* **PROBLEM TO WORK ON**: Quote the listing in full, exactly as given, minus any pictures.

========================

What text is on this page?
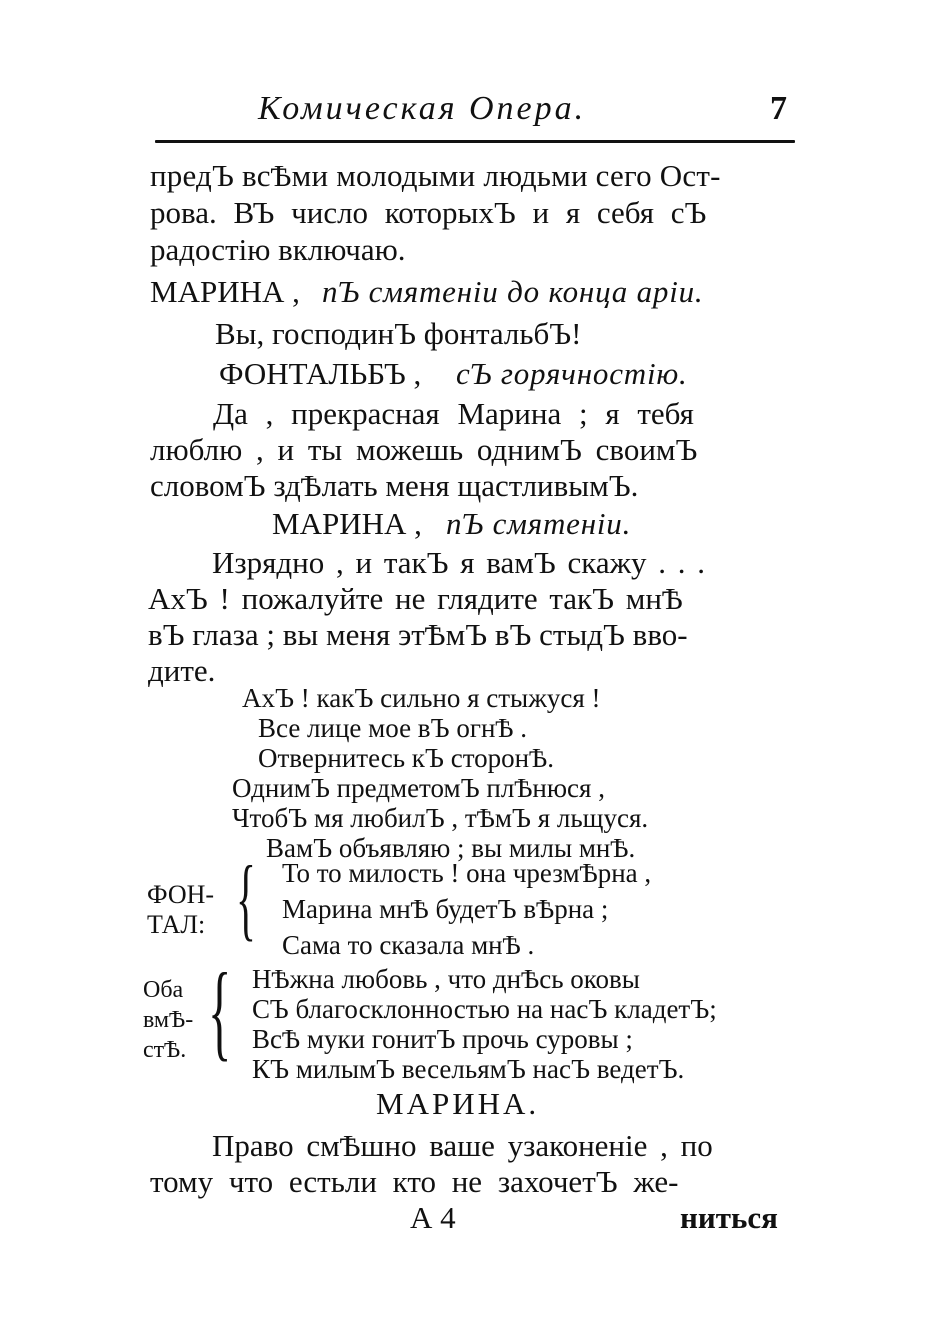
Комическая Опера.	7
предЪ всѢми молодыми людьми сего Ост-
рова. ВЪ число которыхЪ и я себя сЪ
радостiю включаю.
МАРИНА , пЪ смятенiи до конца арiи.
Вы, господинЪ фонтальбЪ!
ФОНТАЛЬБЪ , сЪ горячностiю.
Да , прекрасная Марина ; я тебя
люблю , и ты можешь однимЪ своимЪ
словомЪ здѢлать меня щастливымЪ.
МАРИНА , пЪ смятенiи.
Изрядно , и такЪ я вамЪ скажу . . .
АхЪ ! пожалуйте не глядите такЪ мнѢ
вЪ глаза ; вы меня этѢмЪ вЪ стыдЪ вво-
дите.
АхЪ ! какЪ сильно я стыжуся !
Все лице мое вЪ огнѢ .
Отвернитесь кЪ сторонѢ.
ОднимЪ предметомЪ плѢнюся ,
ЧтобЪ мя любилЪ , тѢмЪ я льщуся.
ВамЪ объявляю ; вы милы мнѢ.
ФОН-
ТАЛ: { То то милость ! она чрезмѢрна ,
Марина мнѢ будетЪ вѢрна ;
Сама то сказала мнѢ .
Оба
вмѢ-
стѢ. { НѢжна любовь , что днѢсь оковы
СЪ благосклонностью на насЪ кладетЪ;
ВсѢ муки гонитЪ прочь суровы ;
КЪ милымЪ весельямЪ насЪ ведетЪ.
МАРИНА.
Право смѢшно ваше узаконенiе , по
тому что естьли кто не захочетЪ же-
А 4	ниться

========================

* **RESPONSE TO THIS TASK**:
What text is on this page?
Комическая Опера.	7
предЪ всѢми молодыми людьми сего Ост-
рова. ВЪ число которыхЪ и я себя сЪ
радостiю включаю.
МАРИНА , пЪ смятенiи до конца арiи.
Вы, господинЪ фонтальбЪ!
ФОНТАЛЬБЪ , сЪ горячностiю.
Да , прекрасная Марина ; я тебя
люблю , и ты можешь однимЪ своимЪ
словомЪ здѢлать меня щастливымЪ.
МАРИНА , пЪ смятенiи.
Изрядно , и такЪ я вамЪ скажу . . .
АхЪ ! пожалуйте не глядите такЪ мнѢ
вЪ глаза ; вы меня этѢмЪ вЪ стыдЪ вво-
дите.
АхЪ ! какЪ сильно я стыжуся !
Все лице мое вЪ огнѢ .
Отвернитесь кЪ сторонѢ.
ОднимЪ предметомЪ плѢнюся ,
ЧтобЪ мя любилЪ , тѢмЪ я льщуся.
ВамЪ объявляю ; вы милы мнѢ.
ФОН-
ТАЛ: { То то милость ! она чрезмѢрна ,
Марина мнѢ будетЪ вѢрна ;
Сама то сказала мнѢ .
Оба
вмѢ-
стѢ. { НѢжна любовь , что днѢсь оковы
СЪ благосклонностью на насЪ кладетЪ;
ВсѢ муки гонитЪ прочь суровы ;
КЪ милымЪ весельямЪ насЪ ведетЪ.
МАРИНА.
Право смѢшно ваше узаконенiе , по
тому что естьли кто не захочетЪ же-
А 4	ниться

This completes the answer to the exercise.